:: Stated task 1 ::
Please quote the part of the post on p-values and the KS test between "The main thing" and "add to one!", inclusive.

START Text provided

The main thing is, you know that C, D, E, and F came from _either_ A or B. The
p-values above don't account for that; they just say what's the chance, due to
random fluctuation, that a sample could have come from from the same source as
A.

That's reflected in the fact that the pairs of p-values don't add to one!
(Like (A,C) and (B,C) in the table above.)

You also implicitly know that at least one of {C,D,E,F} is A-like and one is
B-like (otherwise there would not be a problem). So even if you know P(X and Y
have same source) for all (X,Y), which you don't, you couldn't multiply them.

Finally, the p-value returned by the KS test will underestimate the true
probability of discrepancy. This is because it's only looking at one thing,
the max value of a CDF difference. The significant differences between the
distributions may lie elsewhere, like in the tails, and the KS test is known
to be relatively insensitive to tail behavior. (Although at n=40 you won't be
able to see far into the tails.)

END Text provided
START Extracted data

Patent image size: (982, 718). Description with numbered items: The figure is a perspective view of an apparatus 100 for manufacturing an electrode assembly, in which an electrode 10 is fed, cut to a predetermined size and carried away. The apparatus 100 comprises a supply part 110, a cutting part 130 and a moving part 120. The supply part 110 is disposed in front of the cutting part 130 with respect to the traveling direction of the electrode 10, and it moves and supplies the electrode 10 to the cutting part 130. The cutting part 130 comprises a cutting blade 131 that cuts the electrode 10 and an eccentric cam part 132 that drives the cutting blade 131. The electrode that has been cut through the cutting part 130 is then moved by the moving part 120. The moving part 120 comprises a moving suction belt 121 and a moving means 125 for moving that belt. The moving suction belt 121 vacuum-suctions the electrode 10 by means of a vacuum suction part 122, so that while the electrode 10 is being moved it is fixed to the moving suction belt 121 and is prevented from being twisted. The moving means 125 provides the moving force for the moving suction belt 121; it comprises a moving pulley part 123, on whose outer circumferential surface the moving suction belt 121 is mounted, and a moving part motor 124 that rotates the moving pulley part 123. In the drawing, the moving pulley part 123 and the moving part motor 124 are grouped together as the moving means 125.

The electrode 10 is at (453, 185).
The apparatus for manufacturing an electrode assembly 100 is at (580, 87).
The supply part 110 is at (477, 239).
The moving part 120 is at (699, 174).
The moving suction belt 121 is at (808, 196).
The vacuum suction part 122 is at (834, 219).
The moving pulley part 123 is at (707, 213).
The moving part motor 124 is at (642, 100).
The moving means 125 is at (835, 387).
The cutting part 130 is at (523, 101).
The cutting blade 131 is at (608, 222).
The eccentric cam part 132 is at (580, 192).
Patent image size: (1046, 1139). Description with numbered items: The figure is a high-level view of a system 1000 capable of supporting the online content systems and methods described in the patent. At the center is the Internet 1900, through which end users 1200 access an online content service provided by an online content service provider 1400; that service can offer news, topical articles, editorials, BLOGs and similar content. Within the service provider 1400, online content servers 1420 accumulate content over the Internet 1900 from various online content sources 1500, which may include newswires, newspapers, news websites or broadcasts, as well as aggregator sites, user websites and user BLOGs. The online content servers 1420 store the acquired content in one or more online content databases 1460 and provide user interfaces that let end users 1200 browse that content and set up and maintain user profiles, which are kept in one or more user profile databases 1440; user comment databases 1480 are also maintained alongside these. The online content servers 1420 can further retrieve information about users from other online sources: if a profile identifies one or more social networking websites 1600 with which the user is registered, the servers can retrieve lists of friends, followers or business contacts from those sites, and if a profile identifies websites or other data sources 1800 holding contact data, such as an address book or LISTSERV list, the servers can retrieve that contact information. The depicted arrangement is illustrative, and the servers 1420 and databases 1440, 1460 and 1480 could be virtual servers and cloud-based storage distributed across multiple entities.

END Extracted data

:: Stated task 2 ::
Print the lines of the records from their first line through the line holding "The eccentric cam part 132 is at (580, 192).", inclusive, and nothing else.

:: Response 1 ::
The main thing is, you know that C, D, E, and F came from _either_ A or B. The
p-values above don't account for that; they just say what's the chance, due to
random fluctuation, that a sample could have come from from the same source as
A.

That's reflected in the fact that the pairs of p-values don't add to one!

:: Response 2 ::
Patent image size: (982, 718). Description with numbered items: The figure is a perspective view of an apparatus 100 for manufacturing an electrode assembly, in which an electrode 10 is fed, cut to a predetermined size and carried away. The apparatus 100 comprises a supply part 110, a cutting part 130 and a moving part 120. The supply part 110 is disposed in front of the cutting part 130 with respect to the traveling direction of the electrode 10, and it moves and supplies the electrode 10 to the cutting part 130. The cutting part 130 comprises a cutting blade 131 that cuts the electrode 10 and an eccentric cam part 132 that drives the cutting blade 131. The electrode that has been cut through the cutting part 130 is then moved by the moving part 120. The moving part 120 comprises a moving suction belt 121 and a moving means 125 for moving that belt. The moving suction belt 121 vacuum-suctions the electrode 10 by means of a vacuum suction part 122, so that while the electrode 10 is being moved it is fixed to the moving suction belt 121 and is prevented from being twisted. The moving means 125 provides the moving force for the moving suction belt 121; it comprises a moving pulley part 123, on whose outer circumferential surface the moving suction belt 121 is mounted, and a moving part motor 124 that rotates the moving pulley part 123. In the drawing, the moving pulley part 123 and the moving part motor 124 are grouped together as the moving means 125.

The electrode 10 is at (453, 185).
The apparatus for manufacturing an electrode assembly 100 is at (580, 87).
The supply part 110 is at (477, 239).
The moving part 120 is at (699, 174).
The moving suction belt 121 is at (808, 196).
The vacuum suction part 122 is at (834, 219).
The moving pulley part 123 is at (707, 213).
The moving part motor 124 is at (642, 100).
The moving means 125 is at (835, 387).
The cutting part 130 is at (523, 101).
The cutting blade 131 is at (608, 222).
The eccentric cam part 132 is at (580, 192).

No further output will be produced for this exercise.